SET TASK A
From the start of the records through the line holding "The illumination source", inclusive, swap "caliper" for "thickness" and write those lines out again with nothing else changed. Leave the pictures out.

#### PROVIDED PASSAGE

Heh. In my own little version of EVE lore, i'm going to develop third party interfaces to the capsule, looking at it as more than a ship control device but a sort of man-machine interface developed from Joves' experience in virtual universes. The pod would convey the will of the capsuleer, either by replacing a part of a ship's crew and machineries, or doing something else.
(And yes, remotely controlling a clone would be a use to the capsule. Drone clones are the best idea I've read about how could capsuleers do stupid things like exposing themselves to weapon fire). The Greater Fool Bar is now open for business, 24/7. Come and have drinks and fun somewhere between RL and New Eden! |
Daelmaron Fyresong
Id Est
32
|
Posted - 2013.09.28 09:11:00 -
[94] - Quote
Stitcher wrote:pilots have access to expensive cybernetics, expensive weapons, expensive armour and gear, and if it comes to that, can afford to pay for an elite bodyguard. The pilot themselves may or may not be a dangerous combatant, but the two ex-megacorporate "Personnel Affairs Agents" with DUST implants in their heads and augmented muscles who are following them at a discrete distance in nice and anonymous, but capacious suits?
Bear in mind, in real life there is such a thing as armoured clothing, to be worn by politicians. It's good enough to stop a 9mm handgun at point blank range. and in the EVE world, we know dropsuits have shield emitters, maybe you can buy more discreet ones that operate under clothing.
So the scenario is: you attack the capsuleer. With their heightened cybernetic reflexes, they dodge the attack, or with their expensive armoured executive clothing and shield emitter belt they are spared the worst of it. An instant later their bodyguard have drawn scrambler pistols and you are now a microwave dinner. The capsuleer pays any fines and expenses to the station management and loses the miniscule cost in a cunning tax return the next time they sell a shipment of missile launchers. Your corpse is thrown in the biomass vats and used to fertilise the stations' hydroponics bay.
If you think about it this is probably the most accurate. The fact that capsuleers are intimidating is almost entirely because of their massive amounts of wealth and lets face it, if you know that the guy you are talking to just docked a dreadnought in the hangar because you watched his ship come in and dock whilst dreaming of owning one yourself and roaming the stars you probably would not want to harm him anyway. Not just because there is likely a bodyguard that is/was a DUST soldier or ex-megacorp agent that would have you dead before you could move an inch if they suspected you meant harm to their employer who is paying them copious amounts of money that is legitimately just chump change for him/her but because you would just have the awe factor that they can command such massive machines of war and death. |
Ishtanchuk Fazmarai
1964
|
Posted - 2013.09.28 13:04:00 -
[95] - Quote
Daelmaron Fyresong wrote:Stitcher wrote:pilots have access to expensive cybernetics, expensive weapons, expensive armour and gear, and if it comes to that, can afford to pay for an elite bodyguard. The pilot themselves may or may not be a dangerous combatant, but the two ex-megacorporate "Personnel Affairs Agents" with DUST implants in their heads and augmented muscles who are following them at a discrete distance in nice and anonymous, but capacious suits?

########
#### DATASET EXCERPTS

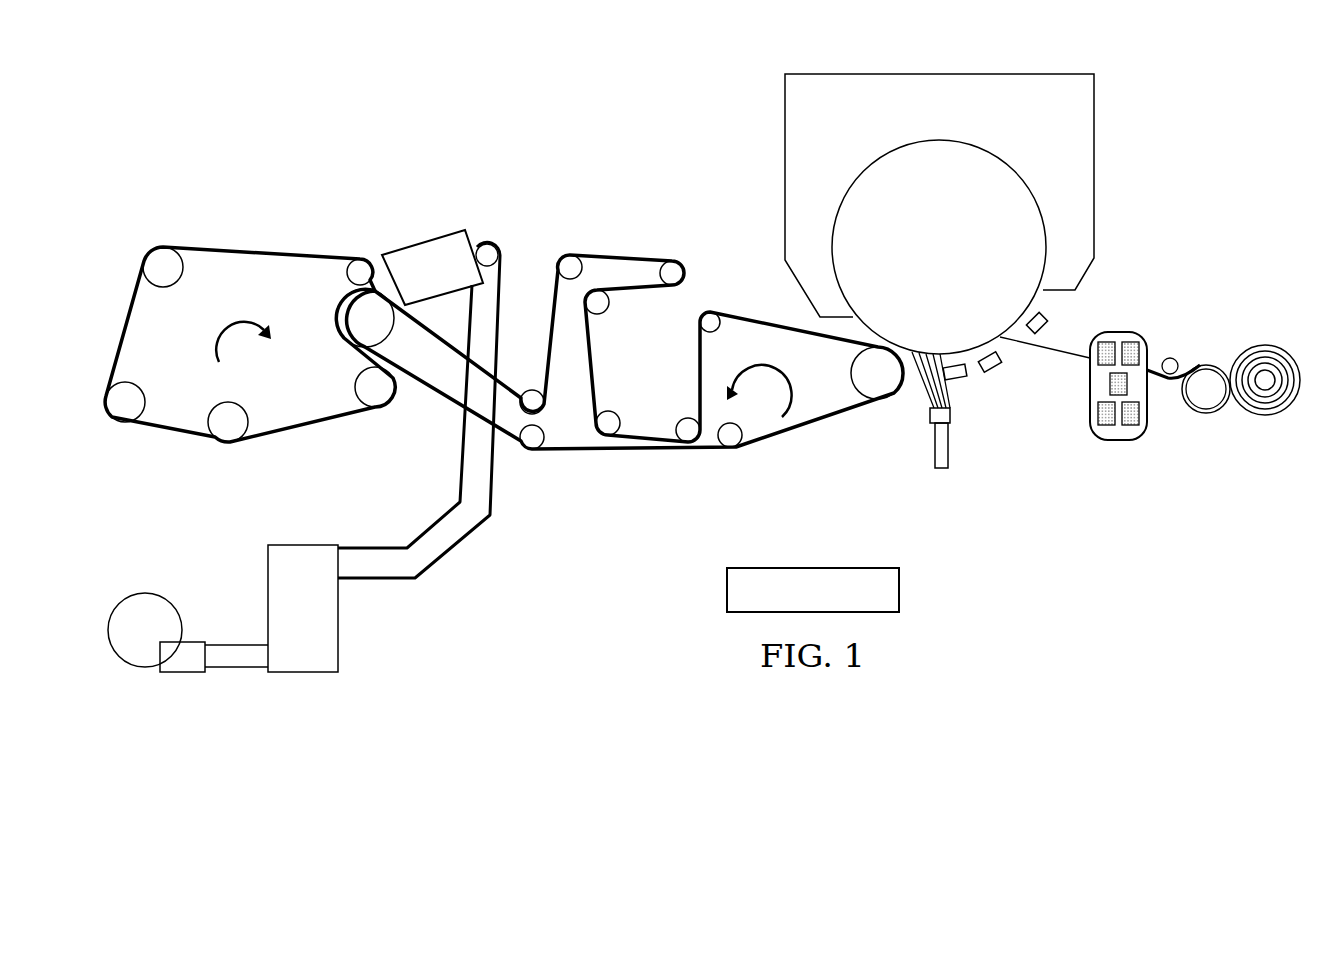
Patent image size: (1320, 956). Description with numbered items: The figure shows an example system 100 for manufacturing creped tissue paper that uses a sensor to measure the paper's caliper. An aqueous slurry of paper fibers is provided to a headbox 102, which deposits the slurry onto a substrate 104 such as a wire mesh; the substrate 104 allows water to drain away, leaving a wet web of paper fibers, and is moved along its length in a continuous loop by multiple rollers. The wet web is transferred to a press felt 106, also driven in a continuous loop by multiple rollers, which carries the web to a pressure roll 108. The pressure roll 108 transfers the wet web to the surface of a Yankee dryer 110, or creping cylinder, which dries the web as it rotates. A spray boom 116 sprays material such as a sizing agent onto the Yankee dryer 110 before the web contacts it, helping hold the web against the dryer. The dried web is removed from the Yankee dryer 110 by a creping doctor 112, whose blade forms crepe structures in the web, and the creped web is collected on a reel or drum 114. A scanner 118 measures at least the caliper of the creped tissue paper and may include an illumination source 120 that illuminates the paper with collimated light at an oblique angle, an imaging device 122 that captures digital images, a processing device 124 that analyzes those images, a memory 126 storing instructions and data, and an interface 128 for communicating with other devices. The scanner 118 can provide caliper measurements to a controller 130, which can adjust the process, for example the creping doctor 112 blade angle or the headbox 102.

The system 100 is at (505, 135).
The headbox 102 is at (428, 237).
The substrate 104 is at (264, 252).
The press felt 106 is at (628, 453).
The pressure roll 108 is at (853, 374).
The Yankee dryer 110 is at (961, 264).
The creping doctor 112 is at (962, 379).
The reel or drum 114 is at (1265, 416).
The spray boom 116 is at (940, 469).
The scanner 118 is at (1082, 407).
The illumination source 120 is at (1105, 342).
The imaging device 122 is at (1130, 342).
The processing device 124 is at (1110, 385).
The memory 126 is at (1105, 425).
The interface 128 is at (1130, 425).
The controller 130 is at (899, 590).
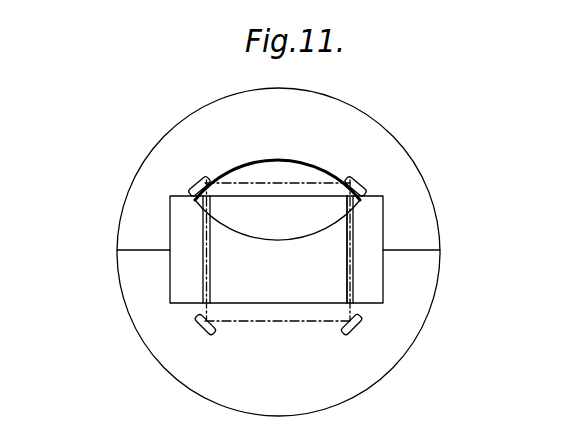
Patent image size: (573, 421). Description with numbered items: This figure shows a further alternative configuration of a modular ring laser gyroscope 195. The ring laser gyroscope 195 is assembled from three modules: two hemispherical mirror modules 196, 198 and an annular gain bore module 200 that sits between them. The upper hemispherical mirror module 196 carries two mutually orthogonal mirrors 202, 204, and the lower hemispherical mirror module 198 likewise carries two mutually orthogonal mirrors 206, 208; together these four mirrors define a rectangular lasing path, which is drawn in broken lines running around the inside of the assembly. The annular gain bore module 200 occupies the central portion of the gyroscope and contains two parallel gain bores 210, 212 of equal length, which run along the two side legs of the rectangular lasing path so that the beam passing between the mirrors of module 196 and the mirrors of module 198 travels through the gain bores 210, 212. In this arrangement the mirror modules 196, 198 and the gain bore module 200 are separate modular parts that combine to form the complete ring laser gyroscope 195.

########

SET TASK B
Repeat the forum thread word for word between "So the scenario" and "stations' hydroponics bay.", inclusive.

WRITTEN RESPONSE A
Patent image size: (1320, 956). Description with numbered items: The figure shows an example system 100 for manufacturing creped tissue paper that uses a sensor to measure the paper's thickness. An aqueous slurry of paper fibers is provided to a headbox 102, which deposits the slurry onto a substrate 104 such as a wire mesh; the substrate 104 allows water to drain away, leaving a wet web of paper fibers, and is moved along its length in a continuous loop by multiple rollers. The wet web is transferred to a press felt 106, also driven in a continuous loop by multiple rollers, which carries the web to a pressure roll 108. The pressure roll 108 transfers the wet web to the surface of a Yankee dryer 110, or creping cylinder, which dries the web as it rotates. A spray boom 116 sprays material such as a sizing agent onto the Yankee dryer 110 before the web contacts it, helping hold the web against the dryer. The dried web is removed from the Yankee dryer 110 by a creping doctor 112, whose blade forms crepe structures in the web, and the creped web is collected on a reel or drum 114. A scanner 118 measures at least the thickness of the creped tissue paper and may include an illumination source 120 that illuminates the paper with collimated light at an oblique angle, an imaging device 122 that captures digital images, a processing device 124 that analyzes those images, a memory 126 storing instructions and data, and an interface 128 for communicating with other devices. The scanner 118 can provide thickness measurements to a controller 130, which can adjust the process, for example the creping doctor 112 blade angle or the headbox 102.

The system 100 is at (505, 135).
The headbox 102 is at (428, 237).
The substrate 104 is at (264, 252).
The press felt 106 is at (628, 453).
The pressure roll 108 is at (853, 374).
The Yankee dryer 110 is at (961, 264).
The creping doctor 112 is at (962, 379).
The reel or drum 114 is at (1265, 416).
The spray boom 116 is at (940, 469).
The scanner 118 is at (1082, 407).
The illumination source 120 is at (1105, 342).

WRITTEN RESPONSE B
So the scenario is: you attack the capsuleer. With their heightened cybernetic reflexes, they dodge the attack, or with their expensive armoured executive clothing and shield emitter belt they are spared the worst of it. An instant later their bodyguard have drawn scrambler pistols and you are now a microwave dinner. The capsuleer pays any fines and expenses to the station management and loses the miniscule cost in a cunning tax return the next time they sell a shipment of missile launchers. Your corpse is thrown in the biomass vats and used to fertilise the stations' hydroponics bay.